▸ YOUR TASKS:
**A)** Answer these questions using the methods text:
(i) What concentration of chlorpropham served as the positive control?
(ii) How long did an emerging radicle have to be for a seed to count as germinated?
(iii) Which weed species were the methanol extracts tested against in the growth inhibition bioassay?
**B)** List every concentration in mg/mL at which extracts were tested in the methods text.
**C)** Transcribe the methods text, starting at "3.3.2. Growth Inhibition" and ending at "by one-way ANOVA.".

▸ TEXT:
------------------------------------------------------------------------
3.3.1. Germination Inhibition Bioassay
Each extract was tested at two concentrations, 1 mg/mL and 0.5 mg/mL. The methanol extracts were dissolved in an aqueous solution of 0.05% Tween 20. Tween 20 served as a surfactant and is known for its non-toxic effects on seedlings. The chloroform extracts were dissolved in methanol. Subsequently, the extracts were applied on filter paper (Whatman No. 1) fitting the wells of a 6 well plate and allowed to evaporate to dryness. The filter papers of the chloroform extracts were then moistened with 0.8 mL of a 0.05% (v/v) aqueous solution of Tween 20. The aqueous solution of 0.05% Tween 20 served as a negative control. Chlorpropham, a commercial herbicide, at a concentration of 0.23 mM, was used as a positive control. Ten seeds of the weed to be tested were placed on the filter papers and incubated at 25 °C (L:D 12:12) for 7 days at the end of which the number of germinated seeds was counted. Seeds were considered germinated if the emerging radicles were longer than 2 mm. Each treatment at each concentration was replicated three times. Differences in germination inhibition between the plant extracts and the control were analyzed by chi-square tests.
3.3.2. Growth Inhibition Bioassay
Growth inhibition of germinated seeds was tested using the most promising extracts deriving from the germination inhibition bioassay, at lower concentrations. As such, 10 methanol extracts at concentrations of 0.1 mg/mL and 0.01 mg/mL were tested against S. vulgaris. The bioassay was performed as describe above. After 7 days of incubation at 25 °C the length of coleoptiles and radicles were measured. Each treatment at each concentration was replicated three times. Significant differences in coleoptile and radicle growth between treatments and control plants were analyzed by one-way ANOVA.
------------------------------------------------------------------------
▸ DATASET EXTRACT:
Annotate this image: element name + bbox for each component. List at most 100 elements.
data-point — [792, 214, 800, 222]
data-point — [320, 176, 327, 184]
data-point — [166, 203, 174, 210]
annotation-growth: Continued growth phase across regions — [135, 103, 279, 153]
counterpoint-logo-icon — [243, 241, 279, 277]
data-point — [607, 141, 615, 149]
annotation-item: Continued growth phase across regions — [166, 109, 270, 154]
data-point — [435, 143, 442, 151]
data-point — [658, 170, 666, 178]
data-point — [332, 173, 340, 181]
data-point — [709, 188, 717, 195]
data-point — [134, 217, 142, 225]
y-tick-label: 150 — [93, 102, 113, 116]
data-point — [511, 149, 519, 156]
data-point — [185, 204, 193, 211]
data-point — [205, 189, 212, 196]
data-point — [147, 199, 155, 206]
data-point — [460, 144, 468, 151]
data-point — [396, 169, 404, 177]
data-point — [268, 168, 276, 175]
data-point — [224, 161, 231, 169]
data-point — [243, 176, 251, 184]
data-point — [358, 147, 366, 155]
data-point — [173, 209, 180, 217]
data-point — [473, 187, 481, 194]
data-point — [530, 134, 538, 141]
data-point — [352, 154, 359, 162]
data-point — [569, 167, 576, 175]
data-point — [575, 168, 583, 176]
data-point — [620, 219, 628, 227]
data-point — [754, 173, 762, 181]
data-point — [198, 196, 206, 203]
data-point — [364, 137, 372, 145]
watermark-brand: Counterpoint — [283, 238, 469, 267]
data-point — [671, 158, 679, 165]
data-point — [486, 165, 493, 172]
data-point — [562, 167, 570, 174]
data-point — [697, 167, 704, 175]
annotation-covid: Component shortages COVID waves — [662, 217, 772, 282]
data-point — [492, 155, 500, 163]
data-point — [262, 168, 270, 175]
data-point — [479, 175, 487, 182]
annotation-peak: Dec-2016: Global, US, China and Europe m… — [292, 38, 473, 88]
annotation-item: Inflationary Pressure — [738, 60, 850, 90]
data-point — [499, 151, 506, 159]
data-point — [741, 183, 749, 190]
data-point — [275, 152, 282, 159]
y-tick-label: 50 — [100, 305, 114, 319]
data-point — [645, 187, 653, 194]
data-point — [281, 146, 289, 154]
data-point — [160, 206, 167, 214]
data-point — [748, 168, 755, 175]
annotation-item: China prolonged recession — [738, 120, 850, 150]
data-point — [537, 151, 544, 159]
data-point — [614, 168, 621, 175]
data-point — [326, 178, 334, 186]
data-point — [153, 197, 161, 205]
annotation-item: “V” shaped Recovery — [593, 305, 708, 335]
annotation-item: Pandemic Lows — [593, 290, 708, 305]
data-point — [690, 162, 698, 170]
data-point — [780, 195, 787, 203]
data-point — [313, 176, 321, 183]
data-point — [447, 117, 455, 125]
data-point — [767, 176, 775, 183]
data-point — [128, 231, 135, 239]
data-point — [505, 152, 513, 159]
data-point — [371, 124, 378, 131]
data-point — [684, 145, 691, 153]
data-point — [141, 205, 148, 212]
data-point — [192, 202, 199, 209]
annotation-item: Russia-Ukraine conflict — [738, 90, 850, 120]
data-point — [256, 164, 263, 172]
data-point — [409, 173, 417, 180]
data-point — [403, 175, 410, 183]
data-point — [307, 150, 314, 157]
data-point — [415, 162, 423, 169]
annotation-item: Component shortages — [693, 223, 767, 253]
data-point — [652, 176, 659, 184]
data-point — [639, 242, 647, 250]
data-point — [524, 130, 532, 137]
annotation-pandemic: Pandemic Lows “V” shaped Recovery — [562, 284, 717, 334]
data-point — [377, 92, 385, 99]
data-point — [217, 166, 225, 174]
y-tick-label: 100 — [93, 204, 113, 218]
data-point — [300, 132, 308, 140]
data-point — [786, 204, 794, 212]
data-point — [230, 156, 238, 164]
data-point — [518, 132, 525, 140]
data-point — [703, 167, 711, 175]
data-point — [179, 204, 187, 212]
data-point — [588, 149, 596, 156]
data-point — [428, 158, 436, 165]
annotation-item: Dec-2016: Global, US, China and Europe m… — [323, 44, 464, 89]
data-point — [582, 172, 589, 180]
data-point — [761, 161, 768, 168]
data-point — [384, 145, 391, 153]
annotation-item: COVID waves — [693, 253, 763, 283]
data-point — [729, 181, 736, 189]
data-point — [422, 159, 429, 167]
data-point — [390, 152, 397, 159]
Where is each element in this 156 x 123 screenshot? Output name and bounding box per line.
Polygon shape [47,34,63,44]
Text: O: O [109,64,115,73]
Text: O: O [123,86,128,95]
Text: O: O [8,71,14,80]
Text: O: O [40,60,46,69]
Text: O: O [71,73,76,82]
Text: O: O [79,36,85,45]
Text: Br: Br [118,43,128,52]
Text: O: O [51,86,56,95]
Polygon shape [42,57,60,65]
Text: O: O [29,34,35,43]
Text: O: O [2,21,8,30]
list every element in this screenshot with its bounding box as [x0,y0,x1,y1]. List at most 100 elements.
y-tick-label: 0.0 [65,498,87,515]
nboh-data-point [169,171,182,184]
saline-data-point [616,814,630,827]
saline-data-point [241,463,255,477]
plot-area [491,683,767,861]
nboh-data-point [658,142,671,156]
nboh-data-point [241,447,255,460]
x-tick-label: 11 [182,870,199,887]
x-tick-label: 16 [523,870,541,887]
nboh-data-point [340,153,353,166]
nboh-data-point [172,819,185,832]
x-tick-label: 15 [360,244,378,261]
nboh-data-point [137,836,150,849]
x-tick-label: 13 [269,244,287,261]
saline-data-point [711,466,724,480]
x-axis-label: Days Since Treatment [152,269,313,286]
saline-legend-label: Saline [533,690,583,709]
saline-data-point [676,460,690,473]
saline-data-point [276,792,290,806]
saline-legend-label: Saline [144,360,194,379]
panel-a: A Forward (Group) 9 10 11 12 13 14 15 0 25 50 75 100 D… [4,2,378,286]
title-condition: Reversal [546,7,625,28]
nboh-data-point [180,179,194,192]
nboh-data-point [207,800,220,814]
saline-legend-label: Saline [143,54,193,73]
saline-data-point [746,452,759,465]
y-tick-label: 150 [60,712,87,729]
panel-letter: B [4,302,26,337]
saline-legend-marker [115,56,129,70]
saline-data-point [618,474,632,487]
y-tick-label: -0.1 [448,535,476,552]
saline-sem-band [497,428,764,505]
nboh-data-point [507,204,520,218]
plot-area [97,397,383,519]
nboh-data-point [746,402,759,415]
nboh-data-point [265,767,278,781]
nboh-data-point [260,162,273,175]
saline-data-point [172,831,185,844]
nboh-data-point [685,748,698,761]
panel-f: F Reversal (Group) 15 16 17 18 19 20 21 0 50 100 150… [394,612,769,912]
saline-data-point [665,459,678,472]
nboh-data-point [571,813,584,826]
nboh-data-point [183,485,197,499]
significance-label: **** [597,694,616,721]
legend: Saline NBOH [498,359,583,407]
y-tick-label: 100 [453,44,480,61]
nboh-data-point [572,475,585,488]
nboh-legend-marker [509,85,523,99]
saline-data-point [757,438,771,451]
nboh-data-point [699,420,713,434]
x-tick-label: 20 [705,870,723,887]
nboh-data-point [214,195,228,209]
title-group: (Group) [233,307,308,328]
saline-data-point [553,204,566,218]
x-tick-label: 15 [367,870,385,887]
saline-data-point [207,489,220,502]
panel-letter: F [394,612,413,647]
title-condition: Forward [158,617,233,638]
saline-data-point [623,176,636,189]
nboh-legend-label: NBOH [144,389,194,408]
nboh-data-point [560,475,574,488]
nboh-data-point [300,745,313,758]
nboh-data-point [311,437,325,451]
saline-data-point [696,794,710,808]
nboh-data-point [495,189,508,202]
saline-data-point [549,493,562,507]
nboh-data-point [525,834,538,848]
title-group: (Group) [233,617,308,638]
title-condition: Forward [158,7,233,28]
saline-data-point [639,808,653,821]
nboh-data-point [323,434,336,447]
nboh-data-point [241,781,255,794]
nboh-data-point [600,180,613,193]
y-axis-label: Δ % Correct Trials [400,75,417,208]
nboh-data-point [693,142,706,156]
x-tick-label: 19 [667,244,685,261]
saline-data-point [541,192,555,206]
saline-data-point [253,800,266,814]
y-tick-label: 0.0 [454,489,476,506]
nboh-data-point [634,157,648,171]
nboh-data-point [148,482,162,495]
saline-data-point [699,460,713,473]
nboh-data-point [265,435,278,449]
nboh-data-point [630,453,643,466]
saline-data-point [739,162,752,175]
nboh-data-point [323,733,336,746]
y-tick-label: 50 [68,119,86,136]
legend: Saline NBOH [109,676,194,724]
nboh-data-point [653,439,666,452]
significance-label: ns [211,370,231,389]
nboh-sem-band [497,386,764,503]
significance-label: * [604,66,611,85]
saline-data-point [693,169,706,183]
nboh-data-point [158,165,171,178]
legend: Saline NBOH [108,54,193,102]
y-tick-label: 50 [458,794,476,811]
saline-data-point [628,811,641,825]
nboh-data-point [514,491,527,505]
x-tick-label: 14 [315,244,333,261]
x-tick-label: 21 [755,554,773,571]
------------------------------------------------------------------------
▸ RESULTS:
**A)**
(i) 0.23 mM
(ii) Longer than 2 mm
(iii) S. vulgaris

**B)** 1 mg/mL, 0.5 mg/mL, 0.1 mg/mL, 0.01 mg/mL

**C)**
3.3.2. Growth Inhibition Bioassay
Growth inhibition of germinated seeds was tested using the most promising extracts deriving from the germination inhibition bioassay, at lower concentrations. As such, 10 methanol extracts at concentrations of 0.1 mg/mL and 0.01 mg/mL were tested against S. vulgaris. The bioassay was performed as describe above. After 7 days of incubation at 25 °C the length of coleoptiles and radicles were measured. Each treatment at each concentration was replicated three times. Significant differences in coleoptile and radicle growth between treatments and control plants were analyzed by one-way ANOVA.